Given task: Retype every entry word for word.

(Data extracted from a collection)
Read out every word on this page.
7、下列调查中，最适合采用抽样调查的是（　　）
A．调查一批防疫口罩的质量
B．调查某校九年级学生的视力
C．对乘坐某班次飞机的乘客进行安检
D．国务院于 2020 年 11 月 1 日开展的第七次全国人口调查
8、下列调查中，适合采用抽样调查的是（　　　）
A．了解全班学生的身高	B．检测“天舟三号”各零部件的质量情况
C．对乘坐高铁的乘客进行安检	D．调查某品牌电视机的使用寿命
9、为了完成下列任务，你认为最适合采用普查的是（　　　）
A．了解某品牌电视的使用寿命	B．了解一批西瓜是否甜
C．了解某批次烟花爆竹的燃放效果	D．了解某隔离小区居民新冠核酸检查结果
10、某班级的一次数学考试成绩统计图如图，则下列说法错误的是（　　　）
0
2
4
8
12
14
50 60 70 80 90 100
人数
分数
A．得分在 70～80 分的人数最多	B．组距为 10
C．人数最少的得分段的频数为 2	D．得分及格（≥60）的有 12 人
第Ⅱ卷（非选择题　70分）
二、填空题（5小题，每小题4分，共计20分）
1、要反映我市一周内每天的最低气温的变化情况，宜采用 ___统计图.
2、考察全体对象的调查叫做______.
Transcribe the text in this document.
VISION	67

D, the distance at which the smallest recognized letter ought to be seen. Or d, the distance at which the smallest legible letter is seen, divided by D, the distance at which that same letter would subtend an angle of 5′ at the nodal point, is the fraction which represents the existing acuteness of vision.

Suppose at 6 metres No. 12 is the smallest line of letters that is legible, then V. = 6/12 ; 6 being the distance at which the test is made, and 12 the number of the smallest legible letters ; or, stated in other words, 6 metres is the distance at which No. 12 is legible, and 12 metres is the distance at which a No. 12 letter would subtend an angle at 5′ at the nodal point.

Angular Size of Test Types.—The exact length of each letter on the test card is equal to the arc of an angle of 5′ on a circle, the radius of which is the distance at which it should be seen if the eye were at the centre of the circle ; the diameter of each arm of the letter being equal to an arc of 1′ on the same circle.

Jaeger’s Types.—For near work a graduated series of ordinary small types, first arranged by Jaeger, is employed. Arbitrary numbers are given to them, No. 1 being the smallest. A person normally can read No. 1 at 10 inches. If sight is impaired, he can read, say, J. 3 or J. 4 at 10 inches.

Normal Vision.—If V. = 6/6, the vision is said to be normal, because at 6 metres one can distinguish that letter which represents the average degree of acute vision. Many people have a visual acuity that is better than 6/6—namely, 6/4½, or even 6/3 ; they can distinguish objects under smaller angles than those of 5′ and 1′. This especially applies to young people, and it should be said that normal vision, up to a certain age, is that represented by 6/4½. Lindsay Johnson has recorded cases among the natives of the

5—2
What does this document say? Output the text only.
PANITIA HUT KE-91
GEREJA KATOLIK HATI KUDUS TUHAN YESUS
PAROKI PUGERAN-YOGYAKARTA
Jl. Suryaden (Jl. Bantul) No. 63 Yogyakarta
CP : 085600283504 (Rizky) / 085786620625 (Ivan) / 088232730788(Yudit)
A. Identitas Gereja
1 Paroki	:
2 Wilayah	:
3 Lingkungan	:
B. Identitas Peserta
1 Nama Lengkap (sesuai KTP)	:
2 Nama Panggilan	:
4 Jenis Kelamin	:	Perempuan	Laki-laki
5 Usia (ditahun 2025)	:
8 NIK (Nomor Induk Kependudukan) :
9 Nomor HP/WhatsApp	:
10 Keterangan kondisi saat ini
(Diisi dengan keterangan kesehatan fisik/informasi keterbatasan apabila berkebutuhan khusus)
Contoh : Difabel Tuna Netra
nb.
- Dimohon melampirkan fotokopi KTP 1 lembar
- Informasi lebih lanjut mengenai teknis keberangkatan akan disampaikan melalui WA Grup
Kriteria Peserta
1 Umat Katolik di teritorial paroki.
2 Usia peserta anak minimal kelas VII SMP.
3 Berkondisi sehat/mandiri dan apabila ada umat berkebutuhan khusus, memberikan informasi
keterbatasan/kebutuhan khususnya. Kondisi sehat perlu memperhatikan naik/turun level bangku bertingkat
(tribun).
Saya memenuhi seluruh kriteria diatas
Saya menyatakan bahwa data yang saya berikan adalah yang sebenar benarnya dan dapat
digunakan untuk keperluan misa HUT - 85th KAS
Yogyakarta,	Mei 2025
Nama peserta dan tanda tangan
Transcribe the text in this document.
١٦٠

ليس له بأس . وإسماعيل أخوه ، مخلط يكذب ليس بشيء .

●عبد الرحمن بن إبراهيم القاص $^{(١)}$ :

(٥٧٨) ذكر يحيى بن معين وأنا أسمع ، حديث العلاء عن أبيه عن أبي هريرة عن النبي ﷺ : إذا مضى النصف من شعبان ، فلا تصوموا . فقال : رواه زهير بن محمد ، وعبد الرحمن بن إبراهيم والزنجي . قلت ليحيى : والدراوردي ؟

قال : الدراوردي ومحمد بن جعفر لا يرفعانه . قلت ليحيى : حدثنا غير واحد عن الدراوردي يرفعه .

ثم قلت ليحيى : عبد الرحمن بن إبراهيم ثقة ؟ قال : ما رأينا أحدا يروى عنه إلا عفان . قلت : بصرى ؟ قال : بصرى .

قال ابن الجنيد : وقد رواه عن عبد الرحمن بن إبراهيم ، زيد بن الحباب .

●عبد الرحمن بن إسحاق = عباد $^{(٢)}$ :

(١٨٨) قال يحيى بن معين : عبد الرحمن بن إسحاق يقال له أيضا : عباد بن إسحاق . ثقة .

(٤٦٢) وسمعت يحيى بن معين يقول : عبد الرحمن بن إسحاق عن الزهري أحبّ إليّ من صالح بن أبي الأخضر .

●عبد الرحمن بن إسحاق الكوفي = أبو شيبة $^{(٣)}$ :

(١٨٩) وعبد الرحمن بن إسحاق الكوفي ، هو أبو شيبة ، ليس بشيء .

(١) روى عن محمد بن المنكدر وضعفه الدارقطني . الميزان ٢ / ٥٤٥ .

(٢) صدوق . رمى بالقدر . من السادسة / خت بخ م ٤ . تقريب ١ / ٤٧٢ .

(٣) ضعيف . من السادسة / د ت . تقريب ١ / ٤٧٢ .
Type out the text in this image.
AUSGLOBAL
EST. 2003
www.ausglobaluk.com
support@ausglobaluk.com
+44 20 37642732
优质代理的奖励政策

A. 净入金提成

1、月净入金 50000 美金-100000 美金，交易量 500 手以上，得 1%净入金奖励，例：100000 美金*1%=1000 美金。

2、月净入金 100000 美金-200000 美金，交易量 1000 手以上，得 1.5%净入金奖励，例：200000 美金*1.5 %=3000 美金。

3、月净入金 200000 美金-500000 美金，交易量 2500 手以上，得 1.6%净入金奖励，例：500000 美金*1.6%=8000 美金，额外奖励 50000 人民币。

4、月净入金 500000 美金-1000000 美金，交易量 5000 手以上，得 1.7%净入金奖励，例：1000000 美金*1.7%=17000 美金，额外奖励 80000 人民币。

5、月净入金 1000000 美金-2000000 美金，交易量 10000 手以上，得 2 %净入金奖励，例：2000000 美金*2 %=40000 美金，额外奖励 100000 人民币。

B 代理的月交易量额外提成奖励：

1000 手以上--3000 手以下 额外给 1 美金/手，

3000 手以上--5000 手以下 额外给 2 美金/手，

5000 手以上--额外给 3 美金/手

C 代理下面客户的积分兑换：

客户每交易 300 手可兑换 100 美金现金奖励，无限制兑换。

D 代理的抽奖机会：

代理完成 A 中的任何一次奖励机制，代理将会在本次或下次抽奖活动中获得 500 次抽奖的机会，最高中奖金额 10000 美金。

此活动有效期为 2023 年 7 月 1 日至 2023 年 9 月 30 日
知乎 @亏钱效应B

Exercise response:
Read out every word on this page.
7、下列调查中，最适合采用抽样调查的是（　　）
A．调查一批防疫口罩的质量
B．调查某校九年级学生的视力
C．对乘坐某班次飞机的乘客进行安检
D．国务院于 2020 年 11 月 1 日开展的第七次全国人口调查
8、下列调查中，适合采用抽样调查的是（　　　）
A．了解全班学生的身高	B．检测“天舟三号”各零部件的质量情况
C．对乘坐高铁的乘客进行安检	D．调查某品牌电视机的使用寿命
9、为了完成下列任务，你认为最适合采用普查的是（　　　）
A．了解某品牌电视的使用寿命	B．了解一批西瓜是否甜
C．了解某批次烟花爆竹的燃放效果	D．了解某隔离小区居民新冠核酸检查结果
10、某班级的一次数学考试成绩统计图如图，则下列说法错误的是（　　　）
0
2
4
8
12
14
50 60 70 80 90 100
人数
分数
A．得分在 70～80 分的人数最多	B．组距为 10
C．人数最少的得分段的频数为 2	D．得分及格（≥60）的有 12 人
第Ⅱ卷（非选择题　70分）
二、填空题（5小题，每小题4分，共计20分）
1、要反映我市一周内每天的最低气温的变化情况，宜采用 ___统计图.
2、考察全体对象的调查叫做______.
Transcribe the text in this document.
VISION	67

D, the distance at which the smallest recognized letter ought to be seen. Or d, the distance at which the smallest legible letter is seen, divided by D, the distance at which that same letter would subtend an angle of 5′ at the nodal point, is the fraction which represents the existing acuteness of vision.

Suppose at 6 metres No. 12 is the smallest line of letters that is legible, then V. = 6/12 ; 6 being the distance at which the test is made, and 12 the number of the smallest legible letters ; or, stated in other words, 6 metres is the distance at which No. 12 is legible, and 12 metres is the distance at which a No. 12 letter would subtend an angle at 5′ at the nodal point.

Angular Size of Test Types.—The exact length of each letter on the test card is equal to the arc of an angle of 5′ on a circle, the radius of which is the distance at which it should be seen if the eye were at the centre of the circle ; the diameter of each arm of the letter being equal to an arc of 1′ on the same circle.

Jaeger’s Types.—For near work a graduated series of ordinary small types, first arranged by Jaeger, is employed. Arbitrary numbers are given to them, No. 1 being the smallest. A person normally can read No. 1 at 10 inches. If sight is impaired, he can read, say, J. 3 or J. 4 at 10 inches.

Normal Vision.—If V. = 6/6, the vision is said to be normal, because at 6 metres one can distinguish that letter which represents the average degree of acute vision. Many people have a visual acuity that is better than 6/6—namely, 6/4½, or even 6/3 ; they can distinguish objects under smaller angles than those of 5′ and 1′. This especially applies to young people, and it should be said that normal vision, up to a certain age, is that represented by 6/4½. Lindsay Johnson has recorded cases among the natives of the

5—2
What does this document say? Output the text only.
PANITIA HUT KE-91
GEREJA KATOLIK HATI KUDUS TUHAN YESUS
PAROKI PUGERAN-YOGYAKARTA
Jl. Suryaden (Jl. Bantul) No. 63 Yogyakarta
CP : 085600283504 (Rizky) / 085786620625 (Ivan) / 088232730788(Yudit)
A. Identitas Gereja
1 Paroki	:
2 Wilayah	:
3 Lingkungan	:
B. Identitas Peserta
1 Nama Lengkap (sesuai KTP)	:
2 Nama Panggilan	:
4 Jenis Kelamin	:	Perempuan	Laki-laki
5 Usia (ditahun 2025)	:
8 NIK (Nomor Induk Kependudukan) :
9 Nomor HP/WhatsApp	:
10 Keterangan kondisi saat ini
(Diisi dengan keterangan kesehatan fisik/informasi keterbatasan apabila berkebutuhan khusus)
Contoh : Difabel Tuna Netra
nb.
- Dimohon melampirkan fotokopi KTP 1 lembar
- Informasi lebih lanjut mengenai teknis keberangkatan akan disampaikan melalui WA Grup
Kriteria Peserta
1 Umat Katolik di teritorial paroki.
2 Usia peserta anak minimal kelas VII SMP.
3 Berkondisi sehat/mandiri dan apabila ada umat berkebutuhan khusus, memberikan informasi
keterbatasan/kebutuhan khususnya. Kondisi sehat perlu memperhatikan naik/turun level bangku bertingkat
(tribun).
Saya memenuhi seluruh kriteria diatas
Saya menyatakan bahwa data yang saya berikan adalah yang sebenar benarnya dan dapat
digunakan untuk keperluan misa HUT - 85th KAS
Yogyakarta,	Mei 2025
Nama peserta dan tanda tangan
Transcribe the text in this document.
١٦٠

ليس له بأس . وإسماعيل أخوه ، مخلط يكذب ليس بشيء .

●عبد الرحمن بن إبراهيم القاص $^{(١)}$ :

(٥٧٨) ذكر يحيى بن معين وأنا أسمع ، حديث العلاء عن أبيه عن أبي هريرة عن النبي ﷺ : إذا مضى النصف من شعبان ، فلا تصوموا . فقال : رواه زهير بن محمد ، وعبد الرحمن بن إبراهيم والزنجي . قلت ليحيى : والدراوردي ؟

قال : الدراوردي ومحمد بن جعفر لا يرفعانه . قلت ليحيى : حدثنا غير واحد عن الدراوردي يرفعه .

ثم قلت ليحيى : عبد الرحمن بن إبراهيم ثقة ؟ قال : ما رأينا أحدا يروى عنه إلا عفان . قلت : بصرى ؟ قال : بصرى .

قال ابن الجنيد : وقد رواه عن عبد الرحمن بن إبراهيم ، زيد بن الحباب .

●عبد الرحمن بن إسحاق = عباد $^{(٢)}$ :

(١٨٨) قال يحيى بن معين : عبد الرحمن بن إسحاق يقال له أيضا : عباد بن إسحاق . ثقة .

(٤٦٢) وسمعت يحيى بن معين يقول : عبد الرحمن بن إسحاق عن الزهري أحبّ إليّ من صالح بن أبي الأخضر .

●عبد الرحمن بن إسحاق الكوفي = أبو شيبة $^{(٣)}$ :

(١٨٩) وعبد الرحمن بن إسحاق الكوفي ، هو أبو شيبة ، ليس بشيء .

(١) روى عن محمد بن المنكدر وضعفه الدارقطني . الميزان ٢ / ٥٤٥ .

(٢) صدوق . رمى بالقدر . من السادسة / خت بخ م ٤ . تقريب ١ / ٤٧٢ .

(٣) ضعيف . من السادسة / د ت . تقريب ١ / ٤٧٢ .
Type out the text in this image.
AUSGLOBAL
EST. 2003
www.ausglobaluk.com
support@ausglobaluk.com
+44 20 37642732
优质代理的奖励政策

A. 净入金提成

1、月净入金 50000 美金-100000 美金，交易量 500 手以上，得 1%净入金奖励，例：100000 美金*1%=1000 美金。

2、月净入金 100000 美金-200000 美金，交易量 1000 手以上，得 1.5%净入金奖励，例：200000 美金*1.5 %=3000 美金。

3、月净入金 200000 美金-500000 美金，交易量 2500 手以上，得 1.6%净入金奖励，例：500000 美金*1.6%=8000 美金，额外奖励 50000 人民币。

4、月净入金 500000 美金-1000000 美金，交易量 5000 手以上，得 1.7%净入金奖励，例：1000000 美金*1.7%=17000 美金，额外奖励 80000 人民币。

5、月净入金 1000000 美金-2000000 美金，交易量 10000 手以上，得 2 %净入金奖励，例：2000000 美金*2 %=40000 美金，额外奖励 100000 人民币。

B 代理的月交易量额外提成奖励：

1000 手以上--3000 手以下 额外给 1 美金/手，

3000 手以上--5000 手以下 额外给 2 美金/手，

5000 手以上--额外给 3 美金/手

C 代理下面客户的积分兑换：

客户每交易 300 手可兑换 100 美金现金奖励，无限制兑换。

D 代理的抽奖机会：

代理完成 A 中的任何一次奖励机制，代理将会在本次或下次抽奖活动中获得 500 次抽奖的机会，最高中奖金额 10000 美金。

此活动有效期为 2023 年 7 月 1 日至 2023 年 9 月 30 日
知乎 @亏钱效应B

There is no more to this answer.